_Instructions for the task:_
Reproduce the lines below word for word, starting with the first one and ending after the line that contains "list all visible". Omit the pictures.
* * * * *
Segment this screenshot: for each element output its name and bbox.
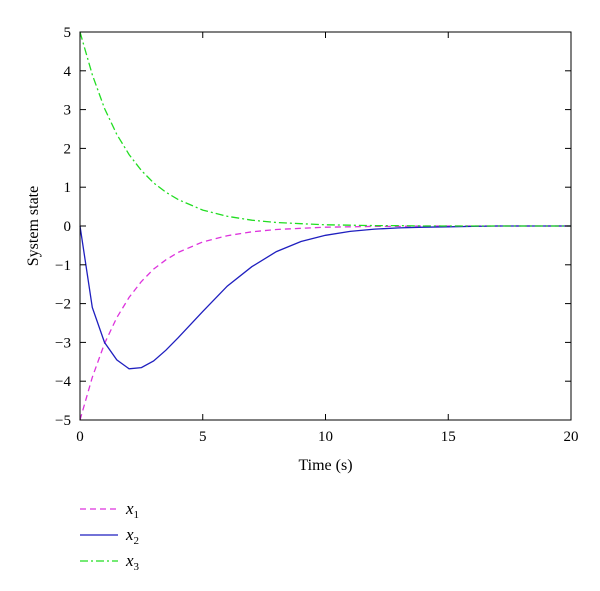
plot-lines: [79, 31, 571, 421]
y-tick-label: −3: [55, 335, 71, 351]
series-line-x2: [79, 225, 571, 370]
x-tick-label: 10: [318, 429, 333, 445]
y-tick-label: −4: [55, 374, 71, 390]
x-axis-label: Time (s): [298, 457, 352, 474]
y-tick-label: 0: [64, 219, 72, 235]
y-tick-label: 4: [64, 64, 72, 80]
y-tick-label: −1: [55, 258, 71, 274]
x-tick-label: 15: [441, 429, 456, 445]
y-tick-label: 3: [64, 103, 72, 119]
y-tick-label: −2: [55, 297, 71, 313]
legend-label-x2: x2: [125, 525, 139, 547]
y-tick-label: −5: [55, 413, 71, 429]
x-tick-label: 20: [564, 429, 579, 445]
series-line-x3: [79, 31, 571, 227]
series-line-x1: [79, 225, 571, 421]
legend-label-x1: x1: [125, 499, 139, 521]
x-tick-label: 0: [76, 429, 84, 445]
y-axis-label: System state: [25, 186, 42, 266]
legend-label-x3: x3: [125, 551, 140, 573]
y-tick-label: 2: [64, 141, 72, 157]
y-tick-label: 5: [64, 25, 72, 41]
legend: x1 x2 x3: [80, 499, 140, 573]
y-tick-label: 1: [64, 180, 72, 196]
x-tick-label: 5: [199, 429, 207, 445]
axis-ticks: 0 5 10 15 20 −5 −4 −3 −2 −1 0 1 2 3 4 5: [55, 25, 578, 445]
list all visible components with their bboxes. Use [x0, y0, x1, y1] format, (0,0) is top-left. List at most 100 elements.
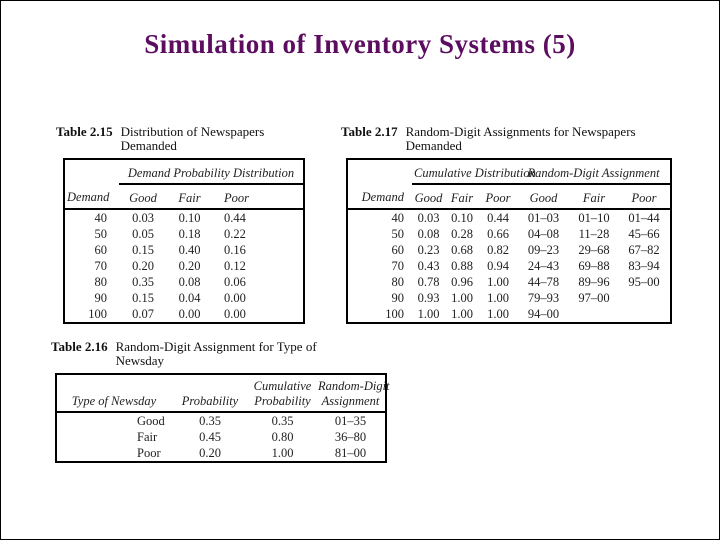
column-header-line: Probability — [181, 394, 239, 408]
table-cell: 94–00 — [527, 307, 560, 321]
table-cell: 0.96 — [451, 275, 473, 289]
table-row: Type of Newsday Probability Cumulative P… — [56, 374, 390, 413]
caption-line: Random-Digit Assignment for Type of — [115, 339, 317, 354]
column-header: Demand — [64, 184, 119, 210]
table-cell: 1.00 — [417, 307, 440, 321]
table-cell: 0.28 — [451, 227, 473, 241]
table-cell: 01–03 — [527, 211, 560, 225]
table-cell: 100 — [385, 307, 404, 321]
table-row: Good 0.35 0.35 01–35 — [56, 412, 386, 429]
table-cell: 0.94 — [487, 259, 509, 273]
column-header: Poor — [618, 184, 672, 210]
table-cell: 100 — [88, 307, 107, 321]
caption-line: Demanded — [120, 138, 177, 153]
table-row: 50 0.08 0.28 0.66 04–08 11–28 45–66 — [347, 226, 671, 242]
table-2-17-caption-text: Random-Digit Assignments for Newspapers … — [406, 125, 636, 153]
table-row: Poor 0.20 1.00 81–00 — [56, 445, 386, 462]
table-cell: 90 — [391, 291, 405, 305]
table-cell: 0.45 — [199, 430, 221, 444]
table-row: 90 0.15 0.04 0.00 — [64, 290, 304, 306]
table-row: Demand Good Fair Poor Good Fair Poor — [347, 184, 672, 210]
column-header-line: Probability — [254, 394, 311, 408]
table-cell: 60 — [391, 243, 405, 257]
table-cell — [618, 290, 671, 306]
column-header-line: Random-Digit — [318, 379, 390, 393]
table-cell: 0.05 — [132, 227, 154, 241]
column-header: Type of Newsday — [56, 374, 171, 413]
table-cell: 1.00 — [487, 275, 509, 289]
table-row: 40 0.03 0.10 0.44 — [64, 209, 304, 226]
table-cell: 0.78 — [417, 275, 440, 289]
table-cell: 67–82 — [628, 243, 660, 257]
table-cell: 0.40 — [178, 243, 201, 257]
spacer-cell — [347, 159, 412, 184]
table-row: Cumulative Distribution Random-Digit Ass… — [347, 159, 672, 185]
table-2-15-caption: Table 2.15 Distribution of Newspapers De… — [56, 125, 264, 153]
column-header: Cumulative Probability — [249, 374, 316, 413]
table-cell: 0.20 — [132, 259, 154, 273]
column-header: Poor — [479, 184, 518, 210]
table-row: 40 0.03 0.10 0.44 01–03 01–10 01–44 — [347, 209, 671, 226]
table-2-16: Type of Newsday Probability Cumulative P… — [55, 373, 390, 463]
table-row: Fair 0.45 0.80 36–80 — [56, 429, 386, 445]
caption-line: Random-Digit Assignments for Newspapers — [405, 124, 636, 139]
table-row: 90 0.93 1.00 1.00 79–93 97–00 — [347, 290, 671, 306]
table-2-15-caption-text: Distribution of Newspapers Demanded — [121, 125, 265, 153]
table-cell: 69–88 — [578, 259, 610, 273]
table-cell: 01–44 — [628, 211, 660, 225]
table-2-17-caption: Table 2.17 Random-Digit Assignments for … — [341, 125, 636, 153]
table-cell: 0.20 — [199, 446, 221, 460]
table-cell: 97–00 — [578, 291, 610, 305]
table-cell: 0.35 — [199, 414, 221, 428]
table-cell: 79–93 — [527, 291, 560, 305]
table-cell: 0.10 — [178, 211, 201, 225]
span-header: Cumulative Distribution — [412, 159, 536, 185]
table-cell: 89–96 — [578, 275, 610, 289]
table-cell: 95–00 — [628, 275, 660, 289]
span-header: Random-Digit Assignment — [517, 159, 672, 185]
table-cell: 1.00 — [271, 446, 294, 460]
table-cell: 80 — [391, 275, 405, 289]
table-cell: 0.08 — [417, 227, 440, 241]
table-cell: 0.35 — [271, 414, 294, 428]
table-cell: 70 — [94, 259, 108, 273]
table-cell: 0.15 — [132, 291, 154, 305]
table-cell: Fair — [137, 430, 158, 444]
table-cell: 0.06 — [224, 275, 246, 289]
column-header-line: Type of Newsday — [71, 394, 157, 408]
column-header: Demand — [347, 184, 412, 210]
table-cell: 0.16 — [224, 243, 246, 257]
table-row: Demand Probability Distribution — [64, 159, 305, 185]
table-cell: 0.18 — [178, 227, 201, 241]
table-cell: 0.82 — [487, 243, 509, 257]
table-cell: 0.88 — [451, 259, 473, 273]
table-row: 70 0.20 0.20 0.12 — [64, 258, 304, 274]
table-cell: 45–66 — [628, 227, 660, 241]
table-cell: 0.04 — [178, 291, 201, 305]
table-cell: 0.44 — [224, 211, 246, 225]
table-cell: 1.00 — [487, 291, 509, 305]
table-cell: 0.12 — [224, 259, 246, 273]
caption-line: Newsday — [115, 353, 164, 368]
caption-line: Demanded — [405, 138, 462, 153]
column-header: Good — [412, 184, 445, 210]
column-header-line — [59, 379, 169, 394]
table-2-15: Demand Probability Distribution Demand G… — [63, 158, 306, 324]
column-header: Random-Digit Assignment — [316, 374, 390, 413]
table-cell: 0.22 — [224, 227, 246, 241]
table-cell: 0.43 — [417, 259, 440, 273]
table-2-17-section: Table 2.17 Random-Digit Assignments for … — [341, 125, 673, 324]
table-2-16-caption: Table 2.16 Random-Digit Assignment for T… — [51, 340, 317, 368]
table-2-15-caption-label: Table 2.15 — [56, 124, 113, 139]
span-header: Demand Probability Distribution — [119, 159, 305, 185]
table-cell: 0.80 — [271, 430, 294, 444]
table-2-16-caption-text: Random-Digit Assignment for Type of News… — [116, 340, 317, 368]
table-cell: 0.23 — [417, 243, 440, 257]
table-cell: 83–94 — [628, 259, 660, 273]
table-row: 50 0.05 0.18 0.22 — [64, 226, 304, 242]
table-cell: 0.08 — [178, 275, 201, 289]
table-cell: 0.44 — [487, 211, 509, 225]
table-row: 80 0.35 0.08 0.06 — [64, 274, 304, 290]
table-cell: 40 — [94, 211, 108, 225]
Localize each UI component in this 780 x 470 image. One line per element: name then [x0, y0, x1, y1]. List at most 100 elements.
* * * * *
_Solution:_
Segment this screenshot: for each element output its name and bbox.
plot-lines: [79, 31, 571, 421]
y-tick-label: −3: [55, 335, 71, 351]
series-line-x2: [79, 225, 571, 370]
x-tick-label: 10: [318, 429, 333, 445]
y-tick-label: −4: [55, 374, 71, 390]
x-axis-label: Time (s): [298, 457, 352, 474]
y-tick-label: 0: [64, 219, 72, 235]
y-tick-label: 4: [64, 64, 72, 80]
y-tick-label: −1: [55, 258, 71, 274]
x-tick-label: 15: [441, 429, 456, 445]
y-tick-label: 3: [64, 103, 72, 119]
y-tick-label: −2: [55, 297, 71, 313]
legend-label-x2: x2: [125, 525, 139, 547]
y-tick-label: −5: [55, 413, 71, 429]
x-tick-label: 20: [564, 429, 579, 445]
series-line-x3: [79, 31, 571, 227]
series-line-x1: [79, 225, 571, 421]
legend-label-x1: x1: [125, 499, 139, 521]
x-tick-label: 0: [76, 429, 84, 445]
y-axis-label: System state: [25, 186, 42, 266]
legend-label-x3: x3: [125, 551, 140, 573]
y-tick-label: 2: [64, 141, 72, 157]
y-tick-label: 5: [64, 25, 72, 41]
legend: x1 x2 x3: [80, 499, 140, 573]
y-tick-label: 1: [64, 180, 72, 196]
x-tick-label: 5: [199, 429, 207, 445]
axis-ticks: 0 5 10 15 20 −5 −4 −3 −2 −1 0 1 2 3 4 5: [55, 25, 578, 445]
list all visible components with their bboxes. Use [x0, y0, x1, y1] format, (0,0) is top-left. List at most 100 elements.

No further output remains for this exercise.